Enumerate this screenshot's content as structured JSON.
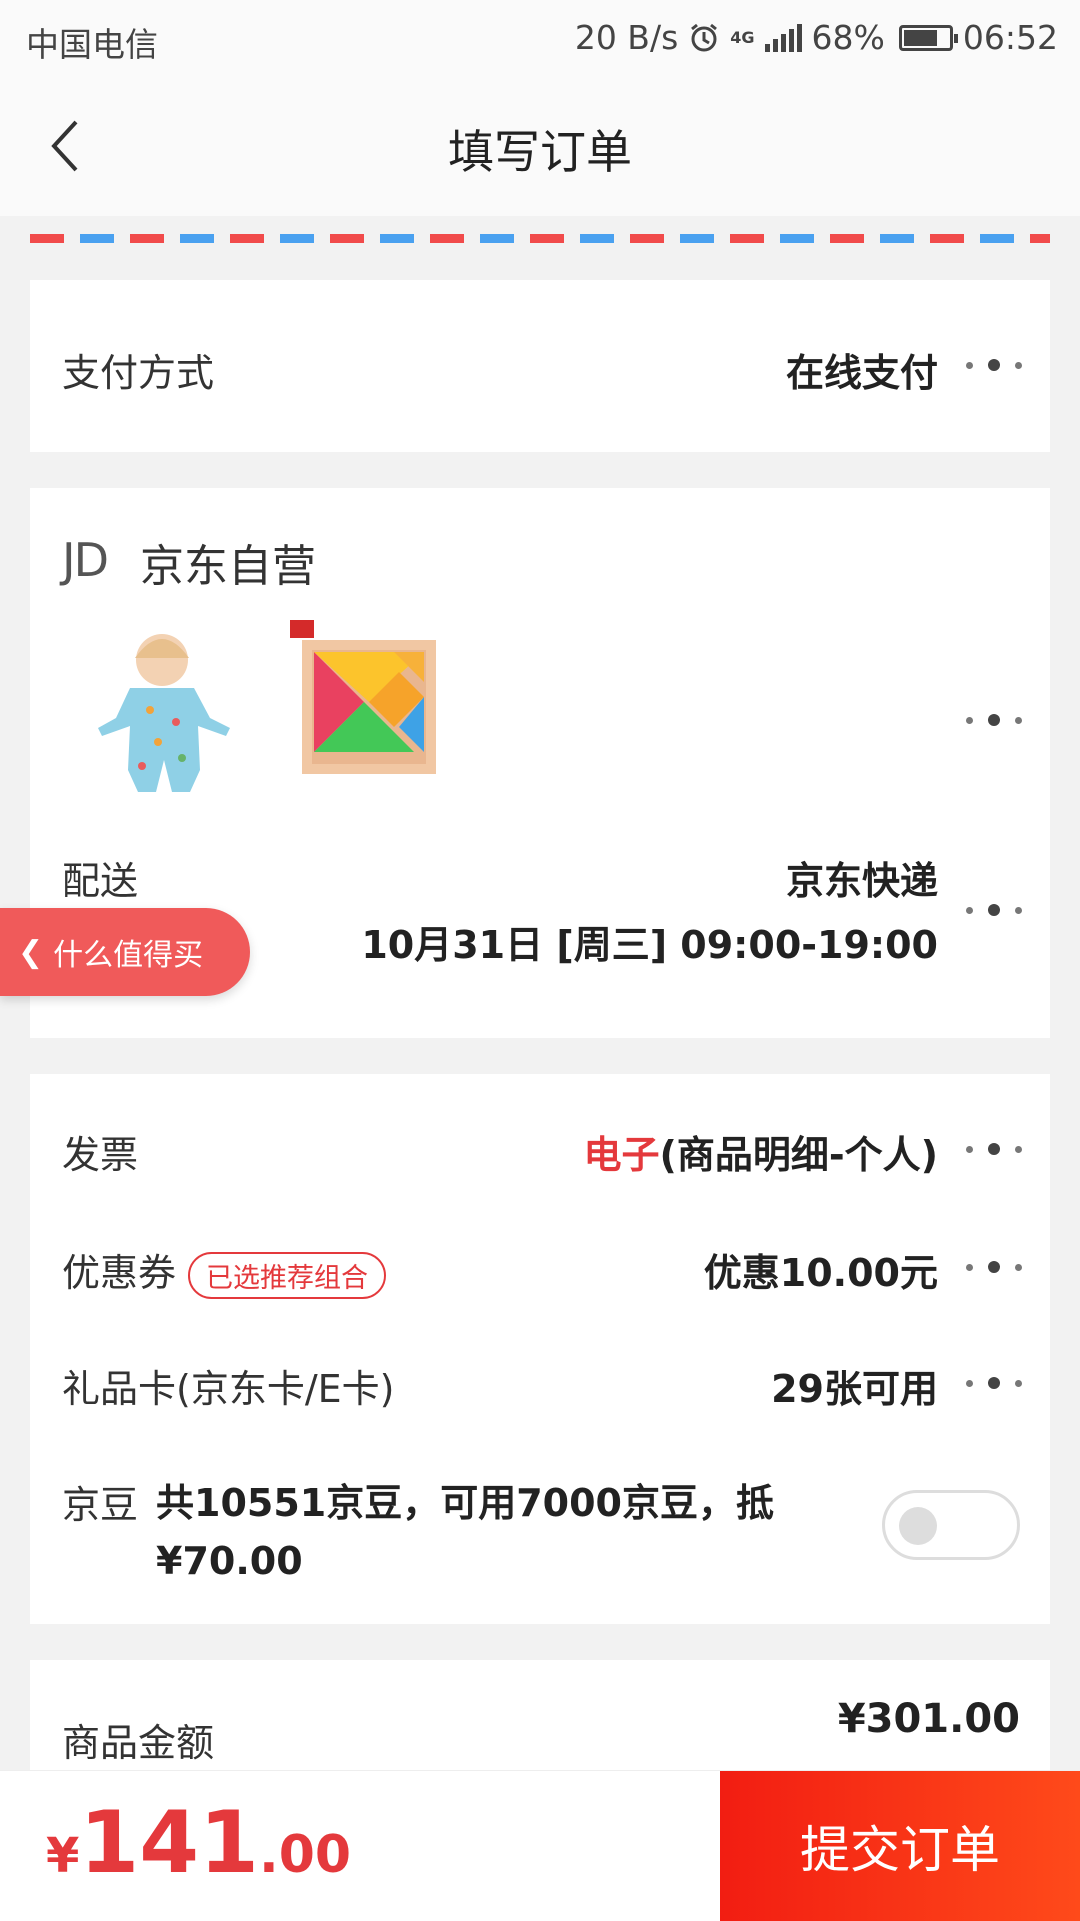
{
  "status_bar": {
    "carrier": "中国电信",
    "net_speed": "20 B/s",
    "network": "4G",
    "battery": "68%",
    "time": "06:52"
  },
  "nav": {
    "title": "填写订单"
  },
  "payment": {
    "label": "支付方式",
    "value": "在线支付"
  },
  "store": {
    "logo": "JD",
    "name": "京东自营"
  },
  "delivery": {
    "label": "配送",
    "carrier": "京东快递",
    "time": "10月31日 [周三] 09:00-19:00"
  },
  "float_tag": {
    "label": "什么值得买"
  },
  "invoice": {
    "label": "发票",
    "value_highlight": "电子",
    "value_rest": "(商品明细-个人)"
  },
  "coupon": {
    "label": "优惠券",
    "tag": "已选推荐组合",
    "value": "优惠10.00元"
  },
  "gift_card": {
    "label": "礼品卡(京东卡/E卡)",
    "value": "29张可用"
  },
  "jingdou": {
    "label": "京豆",
    "text": "共10551京豆，可用7000京豆，抵¥70.00",
    "enabled": false
  },
  "amount": {
    "label": "商品金额",
    "value": "¥301.00"
  },
  "bottom": {
    "currency": "¥",
    "total_int": "141",
    "total_dec": ".00",
    "submit": "提交订单"
  },
  "colors": {
    "accent": "#e4393c",
    "float_tag": "#f05a5a"
  }
}
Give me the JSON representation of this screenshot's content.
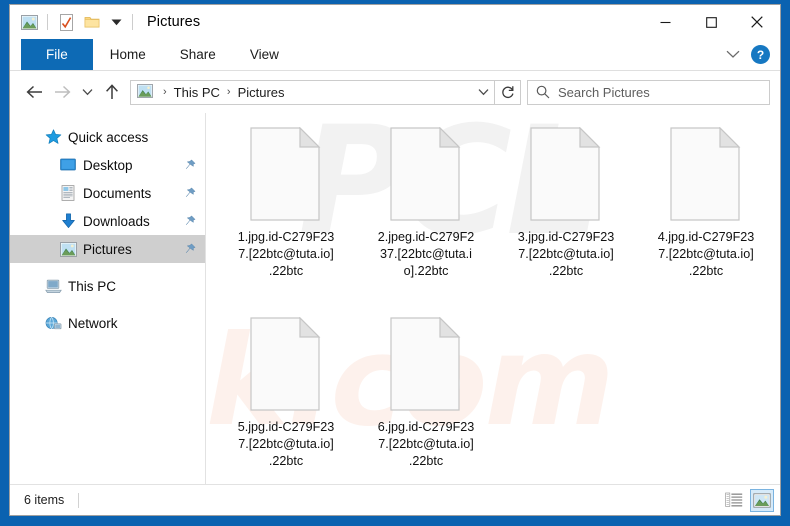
{
  "window": {
    "title": "Pictures",
    "quick_access_toolbar": [
      {
        "name": "pictures-folder-icon",
        "label": "Pictures"
      },
      {
        "name": "properties-icon",
        "label": "Properties"
      },
      {
        "name": "new-folder-icon",
        "label": "New folder"
      },
      {
        "name": "customize-chevron-icon",
        "label": "Customize Quick Access Toolbar"
      }
    ],
    "controls": {
      "minimize": "–",
      "maximize": "□",
      "close": "✕"
    }
  },
  "ribbon": {
    "tabs": [
      {
        "label": "File",
        "active": true
      },
      {
        "label": "Home",
        "active": false
      },
      {
        "label": "Share",
        "active": false
      },
      {
        "label": "View",
        "active": false
      }
    ],
    "collapse_label": "⌄",
    "help_label": "?"
  },
  "navigation": {
    "back_label": "←",
    "forward_label": "→",
    "recent_label": "⌄",
    "up_label": "↑",
    "refresh_label": "↻",
    "breadcrumb": [
      {
        "label": "This PC"
      },
      {
        "label": "Pictures"
      }
    ],
    "breadcrumb_separator": "›",
    "address_dropdown_label": "⌄"
  },
  "search": {
    "placeholder": "Search Pictures",
    "value": "",
    "icon": "search-icon"
  },
  "sidebar": {
    "items": [
      {
        "label": "Quick access",
        "icon": "star-icon",
        "level": 0,
        "selected": false,
        "pinned": false
      },
      {
        "label": "Desktop",
        "icon": "desktop-icon",
        "level": 1,
        "selected": false,
        "pinned": true
      },
      {
        "label": "Documents",
        "icon": "documents-icon",
        "level": 1,
        "selected": false,
        "pinned": true
      },
      {
        "label": "Downloads",
        "icon": "downloads-icon",
        "level": 1,
        "selected": false,
        "pinned": true
      },
      {
        "label": "Pictures",
        "icon": "pictures-icon",
        "level": 1,
        "selected": true,
        "pinned": true
      },
      {
        "label": "This PC",
        "icon": "this-pc-icon",
        "level": 0,
        "selected": false,
        "pinned": false
      },
      {
        "label": "Network",
        "icon": "network-icon",
        "level": 0,
        "selected": false,
        "pinned": false
      }
    ],
    "pin_icon": "pin-icon"
  },
  "files": [
    {
      "name": "1.jpg.id-C279F237.[22btc@tuta.io].22btc",
      "display": "1.jpg.id-C279F23\n7.[22btc@tuta.io]\n.22btc",
      "icon": "generic-file-icon"
    },
    {
      "name": "2.jpeg.id-C279F237.[22btc@tuta.io].22btc",
      "display": "2.jpeg.id-C279F2\n37.[22btc@tuta.i\no].22btc",
      "icon": "generic-file-icon"
    },
    {
      "name": "3.jpg.id-C279F237.[22btc@tuta.io].22btc",
      "display": "3.jpg.id-C279F23\n7.[22btc@tuta.io]\n.22btc",
      "icon": "generic-file-icon"
    },
    {
      "name": "4.jpg.id-C279F237.[22btc@tuta.io].22btc",
      "display": "4.jpg.id-C279F23\n7.[22btc@tuta.io]\n.22btc",
      "icon": "generic-file-icon"
    },
    {
      "name": "5.jpg.id-C279F237.[22btc@tuta.io].22btc",
      "display": "5.jpg.id-C279F23\n7.[22btc@tuta.io]\n.22btc",
      "icon": "generic-file-icon"
    },
    {
      "name": "6.jpg.id-C279F237.[22btc@tuta.io].22btc",
      "display": "6.jpg.id-C279F23\n7.[22btc@tuta.io]\n.22btc",
      "icon": "generic-file-icon"
    }
  ],
  "statusbar": {
    "item_count": "6 items",
    "views": [
      {
        "name": "details-view-button",
        "active": false
      },
      {
        "name": "large-icons-view-button",
        "active": true
      }
    ]
  },
  "watermark": {
    "top_text": "PCL",
    "bottom_text": "risk.com"
  },
  "colors": {
    "desktop_blue": "#0b62b0",
    "accent_blue": "#0d6ab5",
    "selection_gray": "#cfcfcf",
    "help_blue": "#1678c2",
    "view_active_border": "#7ab3e0"
  }
}
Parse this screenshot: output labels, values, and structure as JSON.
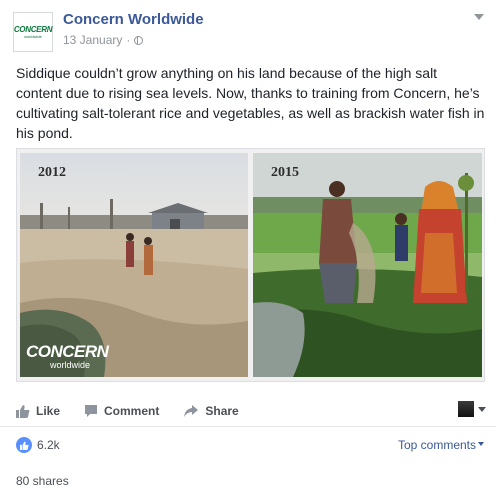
{
  "page": {
    "name": "Concern Worldwide",
    "avatar_text": "CONCERN",
    "avatar_subtext": "worldwide",
    "date": "13 January",
    "separator": "·",
    "privacy_icon": "globe-icon",
    "options_icon": "chevron-down-icon"
  },
  "post": {
    "text": "Siddique couldn’t grow anything on his land because of the high salt content due to rising sea levels. Now, thanks to training from Concern, he’s cultivating salt-tolerant rice and vegetables, as well as brackish water fish in his pond."
  },
  "image": {
    "left_year": "2012",
    "right_year": "2015",
    "logo_main": "CONCERN",
    "logo_sub": "worldwide"
  },
  "actions": {
    "like": "Like",
    "comment": "Comment",
    "share": "Share",
    "like_icon": "thumbs-up-icon",
    "comment_icon": "speech-bubble-icon",
    "share_icon": "share-arrow-icon"
  },
  "reactions": {
    "like_count": "6.2k",
    "sort_label": "Top comments",
    "shares": "80 shares"
  },
  "colors": {
    "link": "#3b5998",
    "like_badge": "#5890ff",
    "brand_green": "#0a7a3c"
  }
}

▬▬▬▬▬▬▬▬▬▬

WHAT YOU WILL DO → Go through the entries above and print each one exactly, minus the pictures.

SOLVED PROBLEM →
Enumerate this screenshot's content as structured JSON.
{
  "status_bar": {
    "carrier": "中国电信",
    "net_speed": "20 B/s",
    "network": "4G",
    "battery": "68%",
    "time": "06:52"
  },
  "nav": {
    "title": "填写订单"
  },
  "payment": {
    "label": "支付方式",
    "value": "在线支付"
  },
  "store": {
    "logo": "JD",
    "name": "京东自营"
  },
  "delivery": {
    "label": "配送",
    "carrier": "京东快递",
    "time": "10月31日 [周三] 09:00-19:00"
  },
  "float_tag": {
    "label": "什么值得买"
  },
  "invoice": {
    "label": "发票",
    "value_highlight": "电子",
    "value_rest": "(商品明细-个人)"
  },
  "coupon": {
    "label": "优惠券",
    "tag": "已选推荐组合",
    "value": "优惠10.00元"
  },
  "gift_card": {
    "label": "礼品卡(京东卡/E卡)",
    "value": "29张可用"
  },
  "jingdou": {
    "label": "京豆",
    "text": "共10551京豆，可用7000京豆，抵¥70.00",
    "enabled": false
  },
  "amount": {
    "label": "商品金额",
    "value": "¥301.00"
  },
  "bottom": {
    "currency": "¥",
    "total_int": "141",
    "total_dec": ".00",
    "submit": "提交订单"
  },
  "colors": {
    "accent": "#e4393c",
    "float_tag": "#f05a5a"
  }
}
Give me the JSON representation of this screenshot's content.
{
  "window": {
    "title": "Pictures",
    "quick_access_toolbar": [
      {
        "name": "pictures-folder-icon",
        "label": "Pictures"
      },
      {
        "name": "properties-icon",
        "label": "Properties"
      },
      {
        "name": "new-folder-icon",
        "label": "New folder"
      },
      {
        "name": "customize-chevron-icon",
        "label": "Customize Quick Access Toolbar"
      }
    ],
    "controls": {
      "minimize": "–",
      "maximize": "□",
      "close": "✕"
    }
  },
  "ribbon": {
    "tabs": [
      {
        "label": "File",
        "active": true
      },
      {
        "label": "Home",
        "active": false
      },
      {
        "label": "Share",
        "active": false
      },
      {
        "label": "View",
        "active": false
      }
    ],
    "collapse_label": "⌄",
    "help_label": "?"
  },
  "navigation": {
    "back_label": "←",
    "forward_label": "→",
    "recent_label": "⌄",
    "up_label": "↑",
    "refresh_label": "↻",
    "breadcrumb": [
      {
        "label": "This PC"
      },
      {
        "label": "Pictures"
      }
    ],
    "breadcrumb_separator": "›",
    "address_dropdown_label": "⌄"
  },
  "search": {
    "placeholder": "Search Pictures",
    "value": "",
    "icon": "search-icon"
  },
  "sidebar": {
    "items": [
      {
        "label": "Quick access",
        "icon": "star-icon",
        "level": 0,
        "selected": false,
        "pinned": false
      },
      {
        "label": "Desktop",
        "icon": "desktop-icon",
        "level": 1,
        "selected": false,
        "pinned": true
      },
      {
        "label": "Documents",
        "icon": "documents-icon",
        "level": 1,
        "selected": false,
        "pinned": true
      },
      {
        "label": "Downloads",
        "icon": "downloads-icon",
        "level": 1,
        "selected": false,
        "pinned": true
      },
      {
        "label": "Pictures",
        "icon": "pictures-icon",
        "level": 1,
        "selected": true,
        "pinned": true
      },
      {
        "label": "This PC",
        "icon": "this-pc-icon",
        "level": 0,
        "selected": false,
        "pinned": false
      },
      {
        "label": "Network",
        "icon": "network-icon",
        "level": 0,
        "selected": false,
        "pinned": false
      }
    ],
    "pin_icon": "pin-icon"
  },
  "files": [
    {
      "name": "1.jpg.id-C279F237.[22btc@tuta.io].22btc",
      "display": "1.jpg.id-C279F23\n7.[22btc@tuta.io]\n.22btc",
      "icon": "generic-file-icon"
    },
    {
      "name": "2.jpeg.id-C279F237.[22btc@tuta.io].22btc",
      "display": "2.jpeg.id-C279F2\n37.[22btc@tuta.i\no].22btc",
      "icon": "generic-file-icon"
    },
    {
      "name": "3.jpg.id-C279F237.[22btc@tuta.io].22btc",
      "display": "3.jpg.id-C279F23\n7.[22btc@tuta.io]\n.22btc",
      "icon": "generic-file-icon"
    },
    {
      "name": "4.jpg.id-C279F237.[22btc@tuta.io].22btc",
      "display": "4.jpg.id-C279F23\n7.[22btc@tuta.io]\n.22btc",
      "icon": "generic-file-icon"
    },
    {
      "name": "5.jpg.id-C279F237.[22btc@tuta.io].22btc",
      "display": "5.jpg.id-C279F23\n7.[22btc@tuta.io]\n.22btc",
      "icon": "generic-file-icon"
    },
    {
      "name": "6.jpg.id-C279F237.[22btc@tuta.io].22btc",
      "display": "6.jpg.id-C279F23\n7.[22btc@tuta.io]\n.22btc",
      "icon": "generic-file-icon"
    }
  ],
  "statusbar": {
    "item_count": "6 items",
    "views": [
      {
        "name": "details-view-button",
        "active": false
      },
      {
        "name": "large-icons-view-button",
        "active": true
      }
    ]
  },
  "watermark": {
    "top_text": "PCL",
    "bottom_text": "risk.com"
  },
  "colors": {
    "desktop_blue": "#0b62b0",
    "accent_blue": "#0d6ab5",
    "selection_gray": "#cfcfcf",
    "help_blue": "#1678c2",
    "view_active_border": "#7ab3e0"
  }
}
Parse this screenshot: output labels, values, and structure as JSON.
{
  "page": {
    "name": "Concern Worldwide",
    "avatar_text": "CONCERN",
    "avatar_subtext": "worldwide",
    "date": "13 January",
    "separator": "·",
    "privacy_icon": "globe-icon",
    "options_icon": "chevron-down-icon"
  },
  "post": {
    "text": "Siddique couldn’t grow anything on his land because of the high salt content due to rising sea levels. Now, thanks to training from Concern, he’s cultivating salt-tolerant rice and vegetables, as well as brackish water fish in his pond."
  },
  "image": {
    "left_year": "2012",
    "right_year": "2015",
    "logo_main": "CONCERN",
    "logo_sub": "worldwide"
  },
  "actions": {
    "like": "Like",
    "comment": "Comment",
    "share": "Share",
    "like_icon": "thumbs-up-icon",
    "comment_icon": "speech-bubble-icon",
    "share_icon": "share-arrow-icon"
  },
  "reactions": {
    "like_count": "6.2k",
    "sort_label": "Top comments",
    "shares": "80 shares"
  },
  "colors": {
    "link": "#3b5998",
    "like_badge": "#5890ff",
    "brand_green": "#0a7a3c"
  }
}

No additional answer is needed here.